--- begin ---

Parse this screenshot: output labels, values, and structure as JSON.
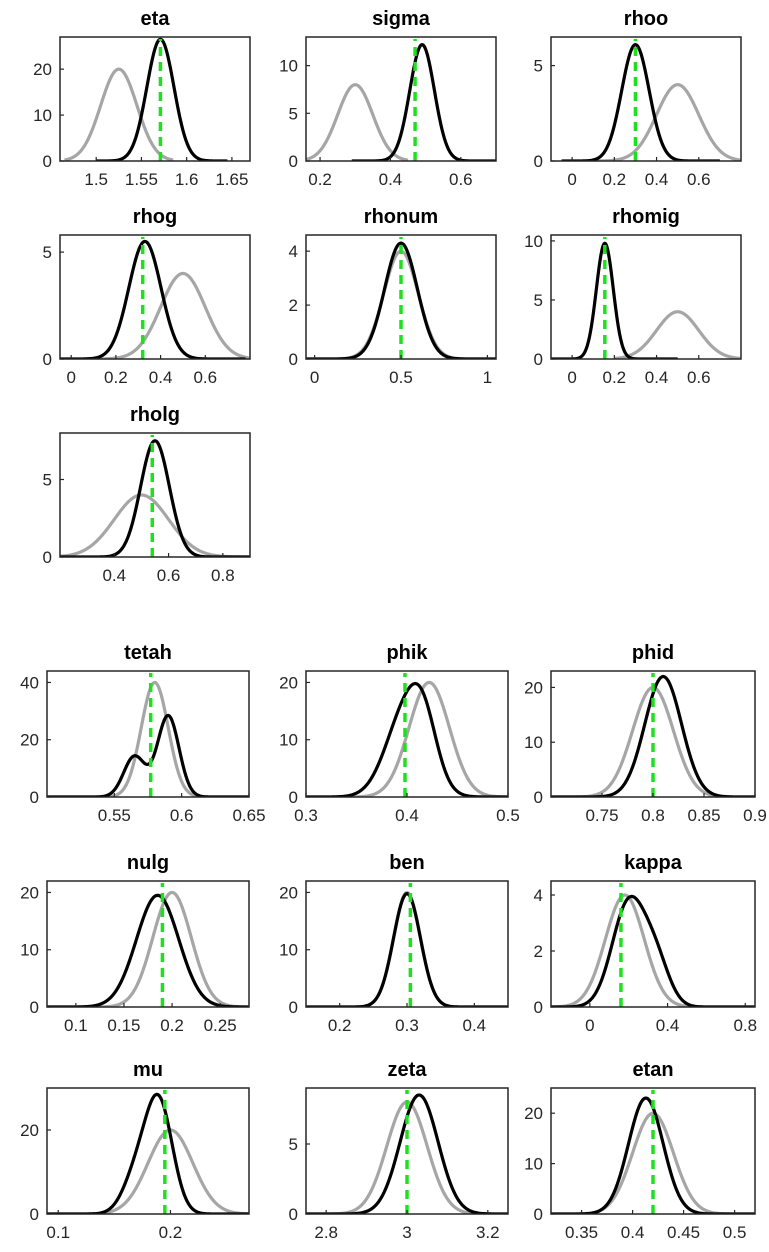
{
  "colors": {
    "prior": "#a6a6a6",
    "posterior": "#000000",
    "mode": "#1fe01f",
    "axes": "#262626"
  },
  "chart_data": [
    {
      "type": "line",
      "title": "eta",
      "xlim": [
        1.46,
        1.67
      ],
      "ylim": [
        0,
        27
      ],
      "xticks": [
        1.5,
        1.55,
        1.6,
        1.65
      ],
      "xticklabels": [
        "1.5",
        "1.55",
        "1.6",
        "1.65"
      ],
      "yticks": [
        0,
        10,
        20
      ],
      "yticklabels": [
        "0",
        "10",
        "20"
      ],
      "mode": 1.571,
      "series": [
        {
          "role": "prior",
          "components": [
            {
              "mu": 1.525,
              "sd": 0.02,
              "w": 1
            }
          ],
          "peak": 20,
          "xrange": [
            1.465,
            1.585
          ]
        },
        {
          "role": "posterior",
          "components": [
            {
              "mu": 1.571,
              "sd": 0.015,
              "w": 1
            }
          ],
          "peak": 26.5,
          "xrange": [
            1.5,
            1.645
          ]
        }
      ]
    },
    {
      "type": "line",
      "title": "sigma",
      "xlim": [
        0.16,
        0.7
      ],
      "ylim": [
        0,
        13
      ],
      "xticks": [
        0.2,
        0.4,
        0.6
      ],
      "xticklabels": [
        "0.2",
        "0.4",
        "0.6"
      ],
      "yticks": [
        0,
        5,
        10
      ],
      "yticklabels": [
        "0",
        "5",
        "10"
      ],
      "mode": 0.47,
      "series": [
        {
          "role": "prior",
          "components": [
            {
              "mu": 0.3,
              "sd": 0.05,
              "w": 1
            }
          ],
          "peak": 8,
          "xrange": [
            0.16,
            0.45
          ]
        },
        {
          "role": "posterior",
          "components": [
            {
              "mu": 0.49,
              "sd": 0.035,
              "w": 1
            }
          ],
          "peak": 12.2,
          "xrange": [
            0.29,
            0.7
          ]
        }
      ]
    },
    {
      "type": "line",
      "title": "rhoo",
      "xlim": [
        -0.1,
        0.8
      ],
      "ylim": [
        0,
        6.5
      ],
      "xticks": [
        0,
        0.2,
        0.4,
        0.6
      ],
      "xticklabels": [
        "0",
        "0.2",
        "0.4",
        "0.6"
      ],
      "yticks": [
        0,
        5
      ],
      "yticklabels": [
        "0",
        "5"
      ],
      "mode": 0.3,
      "series": [
        {
          "role": "prior",
          "components": [
            {
              "mu": 0.5,
              "sd": 0.1,
              "w": 1
            }
          ],
          "peak": 4,
          "xrange": [
            0.1,
            0.8
          ]
        },
        {
          "role": "posterior",
          "components": [
            {
              "mu": 0.3,
              "sd": 0.065,
              "w": 1
            }
          ],
          "peak": 6.1,
          "xrange": [
            -0.05,
            0.7
          ]
        }
      ]
    },
    {
      "type": "line",
      "title": "rhog",
      "xlim": [
        -0.05,
        0.8
      ],
      "ylim": [
        0,
        5.8
      ],
      "xticks": [
        0,
        0.2,
        0.4,
        0.6
      ],
      "xticklabels": [
        "0",
        "0.2",
        "0.4",
        "0.6"
      ],
      "yticks": [
        0,
        5
      ],
      "yticklabels": [
        "0",
        "5"
      ],
      "mode": 0.32,
      "series": [
        {
          "role": "prior",
          "components": [
            {
              "mu": 0.5,
              "sd": 0.1,
              "w": 1
            }
          ],
          "peak": 4,
          "xrange": [
            0.1,
            0.8
          ]
        },
        {
          "role": "posterior",
          "components": [
            {
              "mu": 0.33,
              "sd": 0.072,
              "w": 1
            }
          ],
          "peak": 5.5,
          "xrange": [
            -0.05,
            0.78
          ]
        }
      ]
    },
    {
      "type": "line",
      "title": "rhonum",
      "xlim": [
        -0.05,
        1.05
      ],
      "ylim": [
        0,
        4.6
      ],
      "xticks": [
        0,
        0.5,
        1
      ],
      "xticklabels": [
        "0",
        "0.5",
        "1"
      ],
      "yticks": [
        0,
        2,
        4
      ],
      "yticklabels": [
        "0",
        "2",
        "4"
      ],
      "mode": 0.5,
      "series": [
        {
          "role": "prior",
          "components": [
            {
              "mu": 0.5,
              "sd": 0.1,
              "w": 1
            }
          ],
          "peak": 4,
          "xrange": [
            -0.05,
            1.05
          ]
        },
        {
          "role": "posterior",
          "components": [
            {
              "mu": 0.5,
              "sd": 0.095,
              "w": 1
            }
          ],
          "peak": 4.3,
          "xrange": [
            -0.05,
            1.05
          ]
        }
      ]
    },
    {
      "type": "line",
      "title": "rhomig",
      "xlim": [
        -0.1,
        0.8
      ],
      "ylim": [
        0,
        10.5
      ],
      "xticks": [
        0,
        0.2,
        0.4,
        0.6
      ],
      "xticklabels": [
        "0",
        "0.2",
        "0.4",
        "0.6"
      ],
      "yticks": [
        0,
        5,
        10
      ],
      "yticklabels": [
        "0",
        "5",
        "10"
      ],
      "mode": 0.155,
      "series": [
        {
          "role": "prior",
          "components": [
            {
              "mu": 0.5,
              "sd": 0.1,
              "w": 1
            }
          ],
          "peak": 4,
          "xrange": [
            0.2,
            0.8
          ]
        },
        {
          "role": "posterior",
          "components": [
            {
              "mu": 0.155,
              "sd": 0.04,
              "w": 1
            }
          ],
          "peak": 9.8,
          "xrange": [
            -0.1,
            0.5
          ]
        }
      ]
    },
    {
      "type": "line",
      "title": "rholg",
      "xlim": [
        0.2,
        0.9
      ],
      "ylim": [
        0,
        8
      ],
      "xticks": [
        0.4,
        0.6,
        0.8
      ],
      "xticklabels": [
        "0.4",
        "0.6",
        "0.8"
      ],
      "yticks": [
        0,
        5
      ],
      "yticklabels": [
        "0",
        "5"
      ],
      "mode": 0.54,
      "series": [
        {
          "role": "prior",
          "components": [
            {
              "mu": 0.5,
              "sd": 0.1,
              "w": 1
            }
          ],
          "peak": 4,
          "xrange": [
            0.2,
            0.9
          ]
        },
        {
          "role": "posterior",
          "components": [
            {
              "mu": 0.55,
              "sd": 0.053,
              "w": 1
            }
          ],
          "peak": 7.5,
          "xrange": [
            0.2,
            0.9
          ]
        }
      ]
    },
    {
      "type": "line",
      "title": "tetah",
      "xlim": [
        0.5,
        0.65
      ],
      "ylim": [
        0,
        44
      ],
      "xticks": [
        0.55,
        0.6,
        0.65
      ],
      "xticklabels": [
        "0.55",
        "0.6",
        "0.65"
      ],
      "yticks": [
        0,
        20,
        40
      ],
      "yticklabels": [
        "0",
        "20",
        "40"
      ],
      "mode": 0.577,
      "series": [
        {
          "role": "prior",
          "components": [
            {
              "mu": 0.58,
              "sd": 0.01,
              "w": 1
            }
          ],
          "peak": 40,
          "xrange": [
            0.5,
            0.65
          ]
        },
        {
          "role": "posterior",
          "components": [
            {
              "mu": 0.565,
              "sd": 0.008,
              "w": 0.5
            },
            {
              "mu": 0.59,
              "sd": 0.008,
              "w": 1
            }
          ],
          "peak": 28.5,
          "xrange": [
            0.5,
            0.65
          ]
        }
      ]
    },
    {
      "type": "line",
      "title": "phik",
      "xlim": [
        0.3,
        0.5
      ],
      "ylim": [
        0,
        22
      ],
      "xticks": [
        0.3,
        0.4,
        0.5
      ],
      "xticklabels": [
        "0.3",
        "0.4",
        "0.5"
      ],
      "yticks": [
        0,
        10,
        20
      ],
      "yticklabels": [
        "0",
        "10",
        "20"
      ],
      "mode": 0.398,
      "series": [
        {
          "role": "prior",
          "components": [
            {
              "mu": 0.422,
              "sd": 0.02,
              "w": 1
            }
          ],
          "peak": 20,
          "xrange": [
            0.3,
            0.5
          ]
        },
        {
          "role": "posterior",
          "components": [
            {
              "mu": 0.4,
              "sd": 0.02,
              "w": 1
            },
            {
              "mu": 0.417,
              "sd": 0.013,
              "w": 0.45
            }
          ],
          "peak": 19.8,
          "xrange": [
            0.3,
            0.5
          ]
        }
      ]
    },
    {
      "type": "line",
      "title": "phid",
      "xlim": [
        0.7,
        0.9
      ],
      "ylim": [
        0,
        23
      ],
      "xticks": [
        0.75,
        0.8,
        0.85,
        0.9
      ],
      "xticklabels": [
        "0.75",
        "0.8",
        "0.85",
        "0.9"
      ],
      "yticks": [
        0,
        10,
        20
      ],
      "yticklabels": [
        "0",
        "10",
        "20"
      ],
      "mode": 0.8,
      "series": [
        {
          "role": "prior",
          "components": [
            {
              "mu": 0.8,
              "sd": 0.02,
              "w": 1
            }
          ],
          "peak": 20,
          "xrange": [
            0.7,
            0.9
          ]
        },
        {
          "role": "posterior",
          "components": [
            {
              "mu": 0.81,
              "sd": 0.018,
              "w": 1
            }
          ],
          "peak": 22,
          "xrange": [
            0.7,
            0.9
          ]
        }
      ]
    },
    {
      "type": "line",
      "title": "nulg",
      "xlim": [
        0.07,
        0.28
      ],
      "ylim": [
        0,
        22
      ],
      "xticks": [
        0.1,
        0.15,
        0.2,
        0.25
      ],
      "xticklabels": [
        "0.1",
        "0.15",
        "0.2",
        "0.25"
      ],
      "yticks": [
        0,
        10,
        20
      ],
      "yticklabels": [
        "0",
        "10",
        "20"
      ],
      "mode": 0.19,
      "series": [
        {
          "role": "prior",
          "components": [
            {
              "mu": 0.2,
              "sd": 0.02,
              "w": 1
            }
          ],
          "peak": 20,
          "xrange": [
            0.07,
            0.28
          ]
        },
        {
          "role": "posterior",
          "components": [
            {
              "mu": 0.185,
              "sd": 0.022,
              "w": 1
            }
          ],
          "peak": 19.5,
          "xrange": [
            0.07,
            0.28
          ]
        }
      ]
    },
    {
      "type": "line",
      "title": "ben",
      "xlim": [
        0.15,
        0.45
      ],
      "ylim": [
        0,
        22
      ],
      "xticks": [
        0.2,
        0.3,
        0.4
      ],
      "xticklabels": [
        "0.2",
        "0.3",
        "0.4"
      ],
      "yticks": [
        0,
        10,
        20
      ],
      "yticklabels": [
        "0",
        "10",
        "20"
      ],
      "mode": 0.305,
      "series": [
        {
          "role": "prior",
          "components": [
            {
              "mu": 0.3,
              "sd": 0.02,
              "w": 1
            }
          ],
          "peak": 20,
          "xrange": [
            0.15,
            0.45
          ]
        },
        {
          "role": "posterior",
          "components": [
            {
              "mu": 0.3,
              "sd": 0.02,
              "w": 1
            }
          ],
          "peak": 19.8,
          "xrange": [
            0.15,
            0.45
          ]
        }
      ]
    },
    {
      "type": "line",
      "title": "kappa",
      "xlim": [
        -0.2,
        0.85
      ],
      "ylim": [
        0,
        4.5
      ],
      "xticks": [
        0,
        0.4,
        0.8
      ],
      "xticklabels": [
        "0",
        "0.4",
        "0.8"
      ],
      "yticks": [
        0,
        2,
        4
      ],
      "yticklabels": [
        "0",
        "2",
        "4"
      ],
      "mode": 0.16,
      "series": [
        {
          "role": "prior",
          "components": [
            {
              "mu": 0.18,
              "sd": 0.1,
              "w": 1
            }
          ],
          "peak": 4,
          "xrange": [
            -0.2,
            0.85
          ]
        },
        {
          "role": "posterior",
          "components": [
            {
              "mu": 0.2,
              "sd": 0.085,
              "w": 1
            },
            {
              "mu": 0.34,
              "sd": 0.07,
              "w": 0.4
            }
          ],
          "peak": 3.95,
          "xrange": [
            -0.2,
            0.85
          ]
        }
      ]
    },
    {
      "type": "line",
      "title": "mu",
      "xlim": [
        0.09,
        0.27
      ],
      "ylim": [
        0,
        30
      ],
      "xticks": [
        0.1,
        0.2
      ],
      "xticklabels": [
        "0.1",
        "0.2"
      ],
      "yticks": [
        0,
        20
      ],
      "yticklabels": [
        "0",
        "20"
      ],
      "mode": 0.195,
      "series": [
        {
          "role": "prior",
          "components": [
            {
              "mu": 0.2,
              "sd": 0.02,
              "w": 1
            }
          ],
          "peak": 20,
          "xrange": [
            0.09,
            0.27
          ]
        },
        {
          "role": "posterior",
          "components": [
            {
              "mu": 0.19,
              "sd": 0.012,
              "w": 1
            },
            {
              "mu": 0.17,
              "sd": 0.012,
              "w": 0.35
            }
          ],
          "peak": 28.5,
          "xrange": [
            0.09,
            0.27
          ]
        }
      ]
    },
    {
      "type": "line",
      "title": "zeta",
      "xlim": [
        2.75,
        3.25
      ],
      "ylim": [
        0,
        9
      ],
      "xticks": [
        2.8,
        3,
        3.2
      ],
      "xticklabels": [
        "2.8",
        "3",
        "3.2"
      ],
      "yticks": [
        0,
        5
      ],
      "yticklabels": [
        "0",
        "5"
      ],
      "mode": 3.0,
      "series": [
        {
          "role": "prior",
          "components": [
            {
              "mu": 3.0,
              "sd": 0.05,
              "w": 1
            }
          ],
          "peak": 8,
          "xrange": [
            2.75,
            3.25
          ]
        },
        {
          "role": "posterior",
          "components": [
            {
              "mu": 3.03,
              "sd": 0.047,
              "w": 1
            }
          ],
          "peak": 8.5,
          "xrange": [
            2.75,
            3.25
          ]
        }
      ]
    },
    {
      "type": "line",
      "title": "etan",
      "xlim": [
        0.32,
        0.52
      ],
      "ylim": [
        0,
        25
      ],
      "xticks": [
        0.35,
        0.4,
        0.45,
        0.5
      ],
      "xticklabels": [
        "0.35",
        "0.4",
        "0.45",
        "0.5"
      ],
      "yticks": [
        0,
        10,
        20
      ],
      "yticklabels": [
        "0",
        "10",
        "20"
      ],
      "mode": 0.42,
      "series": [
        {
          "role": "prior",
          "components": [
            {
              "mu": 0.42,
              "sd": 0.02,
              "w": 1
            }
          ],
          "peak": 20,
          "xrange": [
            0.32,
            0.52
          ]
        },
        {
          "role": "posterior",
          "components": [
            {
              "mu": 0.413,
              "sd": 0.017,
              "w": 1
            }
          ],
          "peak": 23,
          "xrange": [
            0.32,
            0.52
          ]
        }
      ]
    }
  ]
}
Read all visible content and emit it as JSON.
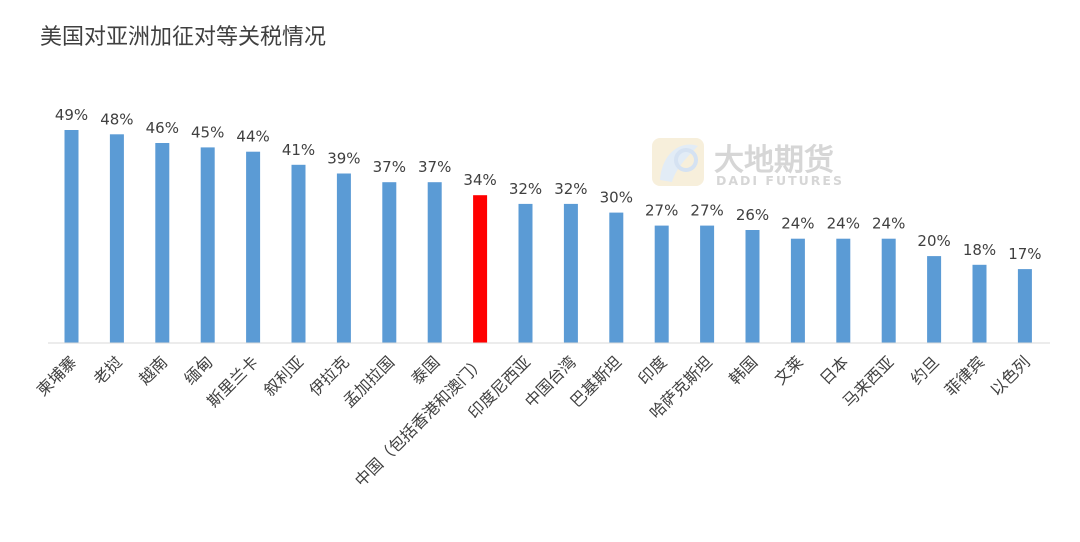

--- end ---

_Goal of the exercise:_ Extract all lines from the data in which "JSON" is found.

_Task output:_
Parse this screenshot: output labels, values, and structure as JSON.
Read all visible content and emit it as JSON.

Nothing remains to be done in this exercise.